··· Record list ···

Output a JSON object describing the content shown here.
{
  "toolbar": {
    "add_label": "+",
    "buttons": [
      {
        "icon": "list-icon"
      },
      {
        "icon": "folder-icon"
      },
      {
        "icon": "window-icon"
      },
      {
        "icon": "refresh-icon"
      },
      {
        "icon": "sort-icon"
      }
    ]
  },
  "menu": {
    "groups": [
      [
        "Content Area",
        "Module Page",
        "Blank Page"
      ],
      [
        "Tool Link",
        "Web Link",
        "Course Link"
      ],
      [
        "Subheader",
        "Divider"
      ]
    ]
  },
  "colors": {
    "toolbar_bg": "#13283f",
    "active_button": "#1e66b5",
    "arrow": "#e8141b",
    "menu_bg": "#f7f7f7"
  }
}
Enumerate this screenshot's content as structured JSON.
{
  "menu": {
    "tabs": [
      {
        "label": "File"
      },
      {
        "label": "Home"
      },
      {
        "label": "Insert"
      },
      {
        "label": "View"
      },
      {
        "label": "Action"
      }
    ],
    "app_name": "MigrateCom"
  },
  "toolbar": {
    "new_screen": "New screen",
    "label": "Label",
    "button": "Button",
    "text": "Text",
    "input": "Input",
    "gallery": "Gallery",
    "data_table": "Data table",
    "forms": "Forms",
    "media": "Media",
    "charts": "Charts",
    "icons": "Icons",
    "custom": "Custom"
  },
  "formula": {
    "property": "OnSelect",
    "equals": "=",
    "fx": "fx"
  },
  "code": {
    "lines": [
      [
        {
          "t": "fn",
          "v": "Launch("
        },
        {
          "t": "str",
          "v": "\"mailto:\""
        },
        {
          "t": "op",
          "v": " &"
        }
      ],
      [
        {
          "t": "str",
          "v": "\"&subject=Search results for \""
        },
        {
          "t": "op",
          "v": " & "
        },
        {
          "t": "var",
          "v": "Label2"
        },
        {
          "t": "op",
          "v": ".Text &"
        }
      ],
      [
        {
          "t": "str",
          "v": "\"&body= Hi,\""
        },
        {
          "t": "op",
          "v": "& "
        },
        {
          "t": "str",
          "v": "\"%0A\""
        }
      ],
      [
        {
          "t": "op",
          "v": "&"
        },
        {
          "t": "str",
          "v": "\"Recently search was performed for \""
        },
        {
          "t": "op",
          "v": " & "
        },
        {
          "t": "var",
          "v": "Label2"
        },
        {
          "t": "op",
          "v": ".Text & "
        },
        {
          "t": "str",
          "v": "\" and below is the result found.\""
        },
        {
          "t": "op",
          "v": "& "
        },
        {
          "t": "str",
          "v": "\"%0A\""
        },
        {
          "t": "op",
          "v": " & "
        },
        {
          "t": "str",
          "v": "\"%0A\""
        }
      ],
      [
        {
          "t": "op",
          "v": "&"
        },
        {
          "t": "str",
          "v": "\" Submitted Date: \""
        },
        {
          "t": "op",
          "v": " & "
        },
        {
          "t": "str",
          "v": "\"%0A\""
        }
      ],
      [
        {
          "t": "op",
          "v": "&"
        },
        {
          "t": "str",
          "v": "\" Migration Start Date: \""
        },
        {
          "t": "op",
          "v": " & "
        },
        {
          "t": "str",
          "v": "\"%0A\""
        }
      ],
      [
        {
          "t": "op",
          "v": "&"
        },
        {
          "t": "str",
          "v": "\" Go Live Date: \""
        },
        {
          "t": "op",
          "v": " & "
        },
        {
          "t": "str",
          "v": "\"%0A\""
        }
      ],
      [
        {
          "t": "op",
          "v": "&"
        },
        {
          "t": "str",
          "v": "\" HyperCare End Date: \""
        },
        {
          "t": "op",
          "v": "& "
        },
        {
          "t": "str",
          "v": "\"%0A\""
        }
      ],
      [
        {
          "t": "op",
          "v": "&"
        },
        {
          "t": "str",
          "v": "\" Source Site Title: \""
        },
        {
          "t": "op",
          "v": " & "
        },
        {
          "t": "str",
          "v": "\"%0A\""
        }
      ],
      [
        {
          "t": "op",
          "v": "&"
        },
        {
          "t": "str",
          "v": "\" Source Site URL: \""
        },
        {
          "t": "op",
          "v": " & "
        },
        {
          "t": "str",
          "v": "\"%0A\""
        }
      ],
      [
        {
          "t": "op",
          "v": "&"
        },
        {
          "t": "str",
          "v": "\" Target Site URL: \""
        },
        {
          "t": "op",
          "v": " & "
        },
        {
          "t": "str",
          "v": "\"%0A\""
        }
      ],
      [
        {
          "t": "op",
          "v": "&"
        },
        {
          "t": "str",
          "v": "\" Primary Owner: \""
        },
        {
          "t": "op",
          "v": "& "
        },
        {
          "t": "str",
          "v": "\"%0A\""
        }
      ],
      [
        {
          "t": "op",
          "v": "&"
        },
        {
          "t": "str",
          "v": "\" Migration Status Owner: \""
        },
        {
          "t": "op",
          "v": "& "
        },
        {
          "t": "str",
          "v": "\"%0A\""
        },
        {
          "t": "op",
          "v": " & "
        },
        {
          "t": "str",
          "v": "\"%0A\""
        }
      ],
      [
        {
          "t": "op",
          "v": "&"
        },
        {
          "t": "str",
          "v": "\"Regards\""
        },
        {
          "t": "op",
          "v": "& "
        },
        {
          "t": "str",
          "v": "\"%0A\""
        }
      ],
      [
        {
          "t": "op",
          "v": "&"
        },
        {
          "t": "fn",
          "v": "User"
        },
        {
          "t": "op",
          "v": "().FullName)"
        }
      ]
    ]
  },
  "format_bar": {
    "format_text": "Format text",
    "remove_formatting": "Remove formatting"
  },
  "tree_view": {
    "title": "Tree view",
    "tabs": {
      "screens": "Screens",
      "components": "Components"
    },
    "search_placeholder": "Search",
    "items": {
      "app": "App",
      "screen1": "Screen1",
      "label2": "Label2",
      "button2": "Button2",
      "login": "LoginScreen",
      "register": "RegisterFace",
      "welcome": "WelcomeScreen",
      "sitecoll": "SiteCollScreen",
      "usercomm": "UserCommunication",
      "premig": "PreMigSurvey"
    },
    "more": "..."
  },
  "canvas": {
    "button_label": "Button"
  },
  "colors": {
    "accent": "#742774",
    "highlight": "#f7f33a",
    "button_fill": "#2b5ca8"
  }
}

···

Extract all the material, leaving every line as it is.

**Written response**
Output a JSON object describing the content shown here.
{
  "toolbar": {
    "add_label": "+",
    "buttons": [
      {
        "icon": "list-icon"
      },
      {
        "icon": "folder-icon"
      },
      {
        "icon": "window-icon"
      },
      {
        "icon": "refresh-icon"
      },
      {
        "icon": "sort-icon"
      }
    ]
  },
  "menu": {
    "groups": [
      [
        "Content Area",
        "Module Page",
        "Blank Page"
      ],
      [
        "Tool Link",
        "Web Link",
        "Course Link"
      ],
      [
        "Subheader",
        "Divider"
      ]
    ]
  },
  "colors": {
    "toolbar_bg": "#13283f",
    "active_button": "#1e66b5",
    "arrow": "#e8141b",
    "menu_bg": "#f7f7f7"
  }
}
Enumerate this screenshot's content as structured JSON.
{
  "menu": {
    "tabs": [
      {
        "label": "File"
      },
      {
        "label": "Home"
      },
      {
        "label": "Insert"
      },
      {
        "label": "View"
      },
      {
        "label": "Action"
      }
    ],
    "app_name": "MigrateCom"
  },
  "toolbar": {
    "new_screen": "New screen",
    "label": "Label",
    "button": "Button",
    "text": "Text",
    "input": "Input",
    "gallery": "Gallery",
    "data_table": "Data table",
    "forms": "Forms",
    "media": "Media",
    "charts": "Charts",
    "icons": "Icons",
    "custom": "Custom"
  },
  "formula": {
    "property": "OnSelect",
    "equals": "=",
    "fx": "fx"
  },
  "code": {
    "lines": [
      [
        {
          "t": "fn",
          "v": "Launch("
        },
        {
          "t": "str",
          "v": "\"mailto:\""
        },
        {
          "t": "op",
          "v": " &"
        }
      ],
      [
        {
          "t": "str",
          "v": "\"&subject=Search results for \""
        },
        {
          "t": "op",
          "v": " & "
        },
        {
          "t": "var",
          "v": "Label2"
        },
        {
          "t": "op",
          "v": ".Text &"
        }
      ],
      [
        {
          "t": "str",
          "v": "\"&body= Hi,\""
        },
        {
          "t": "op",
          "v": "& "
        },
        {
          "t": "str",
          "v": "\"%0A\""
        }
      ],
      [
        {
          "t": "op",
          "v": "&"
        },
        {
          "t": "str",
          "v": "\"Recently search was performed for \""
        },
        {
          "t": "op",
          "v": " & "
        },
        {
          "t": "var",
          "v": "Label2"
        },
        {
          "t": "op",
          "v": ".Text & "
        },
        {
          "t": "str",
          "v": "\" and below is the result found.\""
        },
        {
          "t": "op",
          "v": "& "
        },
        {
          "t": "str",
          "v": "\"%0A\""
        },
        {
          "t": "op",
          "v": " & "
        },
        {
          "t": "str",
          "v": "\"%0A\""
        }
      ],
      [
        {
          "t": "op",
          "v": "&"
        },
        {
          "t": "str",
          "v": "\" Submitted Date: \""
        },
        {
          "t": "op",
          "v": " & "
        },
        {
          "t": "str",
          "v": "\"%0A\""
        }
      ],
      [
        {
          "t": "op",
          "v": "&"
        },
        {
          "t": "str",
          "v": "\" Migration Start Date: \""
        },
        {
          "t": "op",
          "v": " & "
        },
        {
          "t": "str",
          "v": "\"%0A\""
        }
      ],
      [
        {
          "t": "op",
          "v": "&"
        },
        {
          "t": "str",
          "v": "\" Go Live Date: \""
        },
        {
          "t": "op",
          "v": " & "
        },
        {
          "t": "str",
          "v": "\"%0A\""
        }
      ],
      [
        {
          "t": "op",
          "v": "&"
        },
        {
          "t": "str",
          "v": "\" HyperCare End Date: \""
        },
        {
          "t": "op",
          "v": "& "
        },
        {
          "t": "str",
          "v": "\"%0A\""
        }
      ],
      [
        {
          "t": "op",
          "v": "&"
        },
        {
          "t": "str",
          "v": "\" Source Site Title: \""
        },
        {
          "t": "op",
          "v": " & "
        },
        {
          "t": "str",
          "v": "\"%0A\""
        }
      ],
      [
        {
          "t": "op",
          "v": "&"
        },
        {
          "t": "str",
          "v": "\" Source Site URL: \""
        },
        {
          "t": "op",
          "v": " & "
        },
        {
          "t": "str",
          "v": "\"%0A\""
        }
      ],
      [
        {
          "t": "op",
          "v": "&"
        },
        {
          "t": "str",
          "v": "\" Target Site URL: \""
        },
        {
          "t": "op",
          "v": " & "
        },
        {
          "t": "str",
          "v": "\"%0A\""
        }
      ],
      [
        {
          "t": "op",
          "v": "&"
        },
        {
          "t": "str",
          "v": "\" Primary Owner: \""
        },
        {
          "t": "op",
          "v": "& "
        },
        {
          "t": "str",
          "v": "\"%0A\""
        }
      ],
      [
        {
          "t": "op",
          "v": "&"
        },
        {
          "t": "str",
          "v": "\" Migration Status Owner: \""
        },
        {
          "t": "op",
          "v": "& "
        },
        {
          "t": "str",
          "v": "\"%0A\""
        },
        {
          "t": "op",
          "v": " & "
        },
        {
          "t": "str",
          "v": "\"%0A\""
        }
      ],
      [
        {
          "t": "op",
          "v": "&"
        },
        {
          "t": "str",
          "v": "\"Regards\""
        },
        {
          "t": "op",
          "v": "& "
        },
        {
          "t": "str",
          "v": "\"%0A\""
        }
      ],
      [
        {
          "t": "op",
          "v": "&"
        },
        {
          "t": "fn",
          "v": "User"
        },
        {
          "t": "op",
          "v": "().FullName)"
        }
      ]
    ]
  },
  "format_bar": {
    "format_text": "Format text",
    "remove_formatting": "Remove formatting"
  },
  "tree_view": {
    "title": "Tree view",
    "tabs": {
      "screens": "Screens",
      "components": "Components"
    },
    "search_placeholder": "Search",
    "items": {
      "app": "App",
      "screen1": "Screen1",
      "label2": "Label2",
      "button2": "Button2",
      "login": "LoginScreen",
      "register": "RegisterFace",
      "welcome": "WelcomeScreen",
      "sitecoll": "SiteCollScreen",
      "usercomm": "UserCommunication",
      "premig": "PreMigSurvey"
    },
    "more": "..."
  },
  "canvas": {
    "button_label": "Button"
  },
  "colors": {
    "accent": "#742774",
    "highlight": "#f7f33a",
    "button_fill": "#2b5ca8"
  }
}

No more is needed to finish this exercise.